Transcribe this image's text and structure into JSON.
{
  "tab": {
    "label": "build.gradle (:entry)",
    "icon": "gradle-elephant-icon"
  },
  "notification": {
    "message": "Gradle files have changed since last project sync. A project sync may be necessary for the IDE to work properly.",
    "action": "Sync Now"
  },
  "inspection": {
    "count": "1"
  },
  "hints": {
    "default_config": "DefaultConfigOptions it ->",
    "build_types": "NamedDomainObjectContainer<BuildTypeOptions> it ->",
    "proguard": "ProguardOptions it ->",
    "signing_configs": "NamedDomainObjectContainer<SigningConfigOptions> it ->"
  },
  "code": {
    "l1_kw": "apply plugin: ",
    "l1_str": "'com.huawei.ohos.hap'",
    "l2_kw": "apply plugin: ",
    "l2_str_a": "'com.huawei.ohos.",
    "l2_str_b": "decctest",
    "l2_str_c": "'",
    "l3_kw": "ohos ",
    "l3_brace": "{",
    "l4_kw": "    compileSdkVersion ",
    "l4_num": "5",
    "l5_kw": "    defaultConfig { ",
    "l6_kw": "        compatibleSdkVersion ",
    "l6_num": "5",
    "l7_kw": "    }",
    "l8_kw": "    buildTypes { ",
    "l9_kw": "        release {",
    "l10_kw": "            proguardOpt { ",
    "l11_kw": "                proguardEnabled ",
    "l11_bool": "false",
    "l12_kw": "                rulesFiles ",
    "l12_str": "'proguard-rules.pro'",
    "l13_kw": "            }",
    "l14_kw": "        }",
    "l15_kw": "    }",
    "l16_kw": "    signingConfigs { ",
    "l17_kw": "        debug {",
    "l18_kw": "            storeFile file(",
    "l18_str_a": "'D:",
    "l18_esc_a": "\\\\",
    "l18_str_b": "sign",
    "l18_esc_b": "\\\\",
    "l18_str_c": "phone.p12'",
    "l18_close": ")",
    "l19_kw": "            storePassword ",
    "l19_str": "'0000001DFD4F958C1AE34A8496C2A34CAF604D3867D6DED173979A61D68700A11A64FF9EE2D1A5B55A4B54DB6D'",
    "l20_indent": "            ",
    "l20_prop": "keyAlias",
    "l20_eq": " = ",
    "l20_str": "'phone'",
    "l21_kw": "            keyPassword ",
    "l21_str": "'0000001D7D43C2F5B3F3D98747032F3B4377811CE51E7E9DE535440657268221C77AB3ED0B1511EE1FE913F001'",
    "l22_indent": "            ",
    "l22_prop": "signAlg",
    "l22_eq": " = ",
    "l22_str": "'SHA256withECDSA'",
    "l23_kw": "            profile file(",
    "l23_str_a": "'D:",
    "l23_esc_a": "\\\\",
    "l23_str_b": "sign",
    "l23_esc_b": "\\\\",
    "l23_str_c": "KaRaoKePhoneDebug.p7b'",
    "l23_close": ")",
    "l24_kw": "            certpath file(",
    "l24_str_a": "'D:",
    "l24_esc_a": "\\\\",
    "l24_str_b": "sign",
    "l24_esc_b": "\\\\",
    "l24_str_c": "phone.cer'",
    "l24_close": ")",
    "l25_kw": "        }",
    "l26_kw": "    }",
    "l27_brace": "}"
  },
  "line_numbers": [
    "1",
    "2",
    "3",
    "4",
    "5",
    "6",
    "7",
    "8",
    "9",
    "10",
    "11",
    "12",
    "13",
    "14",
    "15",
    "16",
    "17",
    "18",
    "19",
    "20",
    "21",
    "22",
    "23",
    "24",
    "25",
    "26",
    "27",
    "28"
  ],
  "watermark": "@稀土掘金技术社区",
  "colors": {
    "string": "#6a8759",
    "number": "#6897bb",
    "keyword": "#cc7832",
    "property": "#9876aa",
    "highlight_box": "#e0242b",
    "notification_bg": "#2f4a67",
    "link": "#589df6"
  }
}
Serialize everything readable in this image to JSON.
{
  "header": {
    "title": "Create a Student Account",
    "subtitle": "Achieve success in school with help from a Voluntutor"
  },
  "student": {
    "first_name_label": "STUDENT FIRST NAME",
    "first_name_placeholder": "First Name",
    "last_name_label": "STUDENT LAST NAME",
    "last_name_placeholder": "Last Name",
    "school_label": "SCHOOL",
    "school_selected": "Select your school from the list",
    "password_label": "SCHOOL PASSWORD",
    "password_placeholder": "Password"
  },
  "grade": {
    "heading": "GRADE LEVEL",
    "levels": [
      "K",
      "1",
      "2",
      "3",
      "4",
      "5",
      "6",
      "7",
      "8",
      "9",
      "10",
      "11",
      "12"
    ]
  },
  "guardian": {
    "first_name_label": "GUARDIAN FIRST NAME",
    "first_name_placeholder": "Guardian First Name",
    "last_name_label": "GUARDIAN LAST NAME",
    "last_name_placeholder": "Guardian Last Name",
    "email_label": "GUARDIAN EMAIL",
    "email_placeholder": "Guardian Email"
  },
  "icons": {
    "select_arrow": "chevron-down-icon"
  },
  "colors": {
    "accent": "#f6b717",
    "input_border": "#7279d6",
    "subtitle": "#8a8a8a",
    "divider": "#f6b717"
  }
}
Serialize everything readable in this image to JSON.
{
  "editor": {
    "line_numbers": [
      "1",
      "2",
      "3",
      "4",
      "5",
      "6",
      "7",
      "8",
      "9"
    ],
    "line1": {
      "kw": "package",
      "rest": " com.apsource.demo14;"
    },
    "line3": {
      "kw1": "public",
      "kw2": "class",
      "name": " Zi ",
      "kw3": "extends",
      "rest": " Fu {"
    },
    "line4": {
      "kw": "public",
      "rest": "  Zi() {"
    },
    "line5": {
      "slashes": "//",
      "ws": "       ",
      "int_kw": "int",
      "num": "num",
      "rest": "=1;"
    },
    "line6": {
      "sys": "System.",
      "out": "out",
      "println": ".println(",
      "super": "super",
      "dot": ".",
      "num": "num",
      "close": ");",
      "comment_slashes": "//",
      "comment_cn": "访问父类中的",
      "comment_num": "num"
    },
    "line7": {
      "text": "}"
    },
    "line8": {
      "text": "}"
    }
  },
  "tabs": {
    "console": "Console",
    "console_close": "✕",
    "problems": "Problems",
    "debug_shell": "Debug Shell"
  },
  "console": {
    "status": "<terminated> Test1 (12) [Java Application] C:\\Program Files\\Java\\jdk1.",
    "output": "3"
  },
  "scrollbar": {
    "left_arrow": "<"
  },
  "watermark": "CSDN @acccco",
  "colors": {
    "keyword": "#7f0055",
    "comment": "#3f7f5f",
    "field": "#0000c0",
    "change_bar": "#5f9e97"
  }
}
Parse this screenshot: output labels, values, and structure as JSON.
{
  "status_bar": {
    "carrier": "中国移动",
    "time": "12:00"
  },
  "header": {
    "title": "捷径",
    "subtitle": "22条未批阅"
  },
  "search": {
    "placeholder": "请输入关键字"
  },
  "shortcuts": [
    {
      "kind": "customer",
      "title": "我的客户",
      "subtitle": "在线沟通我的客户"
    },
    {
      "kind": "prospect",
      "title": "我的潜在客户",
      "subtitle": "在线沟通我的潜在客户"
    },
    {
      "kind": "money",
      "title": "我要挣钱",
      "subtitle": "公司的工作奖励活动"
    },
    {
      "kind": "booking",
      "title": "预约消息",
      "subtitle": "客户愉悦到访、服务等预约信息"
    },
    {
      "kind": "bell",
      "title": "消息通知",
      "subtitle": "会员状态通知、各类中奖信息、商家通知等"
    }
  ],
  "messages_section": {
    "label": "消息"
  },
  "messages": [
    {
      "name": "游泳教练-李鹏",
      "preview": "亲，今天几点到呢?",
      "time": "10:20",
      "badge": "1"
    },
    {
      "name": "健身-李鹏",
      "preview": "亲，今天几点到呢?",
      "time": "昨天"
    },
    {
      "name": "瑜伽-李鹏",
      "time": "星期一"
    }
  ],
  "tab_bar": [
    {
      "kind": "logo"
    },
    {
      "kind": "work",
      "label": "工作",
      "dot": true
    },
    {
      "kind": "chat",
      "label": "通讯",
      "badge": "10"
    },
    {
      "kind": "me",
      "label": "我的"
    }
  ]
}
++++
§ **SET PROBLEM**:
Select and copy each line from the data that includes the word "JSON".

§ **COMPLETE ANSWER**:
Transcribe this image's text and structure into JSON.
Serialize everything readable in this image to JSON.
Serialize everything readable in this image to JSON.
Parse this screenshot: output labels, values, and structure as JSON.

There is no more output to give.